PAGE EXCERPT:
(begin)

The reason I ask is I've never seen a maintenance light on a newer Dodge,or any mention of it on my scanner (for resetting it).


----------



## CARDOCTOR (Nov 29, 2002)

wyldman


koeo my 98 ram has that maint. light
plugged in my scanner no info

maybe you can turn it off on a pre obd2 car

i use to do alot of dodge caravans



cardoctor


----------



## wyldman (Jan 18, 2001)

I've seen it on other Chrysler products,but not ona 2G ram pickup.Maybe it a US only emission thing.

I'll see if I can dig through some other stuff and find some more info on it.


----------



## DodgePlow (Aug 29, 2002)

I checked the manual and it said that the light comes on just to remind you that it should be serviced. It doesn't actually mean something is wrong. I just can't stand seeing it anymore. I will try the scan tool to maybe reset it. 

Thanks for all the replies and help !!


----------



## Plow Dak (Jan 14, 2003)

You need a scan tool to reset.
Each tool and menu is different.
In the Chrysler DrbIII it's in the Adjustment menu.
i can't tell you where to find it on a snap on or other.
Usually it's in the same menu as Resetting things like tps and ais.
You need a scan tool. disconnecting the battery has never worked for that lamp as far as my experience goes..It stays in memory.
If it was right in front of me it would take about 30 seconds.
You are suppose to check over certain things and in some cases replace parts before the lamp is shut off.


----------

(end)

REQUEST: Can you update the maintenance light thread from "## wyldman (Jan" up to and including "maybe reset it." so that "owner's manual" stands in place of "manual"? The rows play no part here.

DATA ENTRIES:
(begin)

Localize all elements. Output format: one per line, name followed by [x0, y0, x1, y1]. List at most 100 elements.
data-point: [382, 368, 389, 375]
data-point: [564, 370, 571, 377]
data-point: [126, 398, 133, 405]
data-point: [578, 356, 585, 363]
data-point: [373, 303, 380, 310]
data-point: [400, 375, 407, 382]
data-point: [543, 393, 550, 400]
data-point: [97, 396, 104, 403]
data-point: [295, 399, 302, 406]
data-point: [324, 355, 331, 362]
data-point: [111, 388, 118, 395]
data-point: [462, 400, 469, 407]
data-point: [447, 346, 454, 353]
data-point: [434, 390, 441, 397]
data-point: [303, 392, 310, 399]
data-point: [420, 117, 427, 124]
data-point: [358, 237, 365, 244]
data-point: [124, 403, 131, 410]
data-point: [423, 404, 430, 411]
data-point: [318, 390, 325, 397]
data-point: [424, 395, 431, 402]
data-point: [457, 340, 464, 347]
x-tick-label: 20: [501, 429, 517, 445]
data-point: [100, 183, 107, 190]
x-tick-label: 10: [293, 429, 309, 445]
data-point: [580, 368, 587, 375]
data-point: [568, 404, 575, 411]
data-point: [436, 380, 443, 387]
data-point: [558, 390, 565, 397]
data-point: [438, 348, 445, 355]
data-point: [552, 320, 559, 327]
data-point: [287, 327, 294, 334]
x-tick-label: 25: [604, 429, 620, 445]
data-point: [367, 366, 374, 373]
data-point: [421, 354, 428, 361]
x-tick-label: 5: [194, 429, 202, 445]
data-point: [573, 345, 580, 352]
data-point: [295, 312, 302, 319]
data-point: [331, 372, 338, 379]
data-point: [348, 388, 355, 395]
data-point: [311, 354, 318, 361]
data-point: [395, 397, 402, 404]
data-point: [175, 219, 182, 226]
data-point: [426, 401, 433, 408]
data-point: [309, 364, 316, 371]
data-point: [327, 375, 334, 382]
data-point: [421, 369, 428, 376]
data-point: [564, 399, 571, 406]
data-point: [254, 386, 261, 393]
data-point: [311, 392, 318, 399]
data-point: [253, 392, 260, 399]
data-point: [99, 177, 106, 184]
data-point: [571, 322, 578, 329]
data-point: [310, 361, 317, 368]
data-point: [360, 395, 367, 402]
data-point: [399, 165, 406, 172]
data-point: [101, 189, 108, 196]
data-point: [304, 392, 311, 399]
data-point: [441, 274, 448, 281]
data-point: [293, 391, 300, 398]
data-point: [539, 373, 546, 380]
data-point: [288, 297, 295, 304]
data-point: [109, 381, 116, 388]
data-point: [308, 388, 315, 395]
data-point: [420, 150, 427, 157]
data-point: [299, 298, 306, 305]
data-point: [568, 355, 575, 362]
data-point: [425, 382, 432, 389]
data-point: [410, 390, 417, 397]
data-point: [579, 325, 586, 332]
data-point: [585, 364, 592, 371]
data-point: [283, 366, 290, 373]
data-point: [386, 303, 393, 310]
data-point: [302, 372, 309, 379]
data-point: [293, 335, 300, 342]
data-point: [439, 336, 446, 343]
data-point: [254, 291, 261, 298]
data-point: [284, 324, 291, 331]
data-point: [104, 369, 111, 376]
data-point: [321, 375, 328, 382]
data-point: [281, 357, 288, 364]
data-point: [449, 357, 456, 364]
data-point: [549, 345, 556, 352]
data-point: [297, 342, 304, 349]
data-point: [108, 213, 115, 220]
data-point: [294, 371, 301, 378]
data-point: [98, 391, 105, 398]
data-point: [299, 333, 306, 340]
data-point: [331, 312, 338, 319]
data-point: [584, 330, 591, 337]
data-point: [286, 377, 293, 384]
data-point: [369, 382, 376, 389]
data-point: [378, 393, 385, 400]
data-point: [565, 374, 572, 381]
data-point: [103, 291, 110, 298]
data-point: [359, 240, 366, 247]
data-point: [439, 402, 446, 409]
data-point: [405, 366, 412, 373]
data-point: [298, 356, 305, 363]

(end)

TASK RESULT:
## wyldman (Jan 18, 2001)

I've seen it on other Chrysler products,but not ona 2G ram pickup.Maybe it a US only emission thing.

I'll see if I can dig through some other stuff and find some more info on it.


----------



## DodgePlow (Aug 29, 2002)

I checked the owner's manual and it said that the light comes on just to remind you that it should be serviced. It doesn't actually mean something is wrong. I just can't stand seeing it anymore. I will try the scan tool to maybe reset it.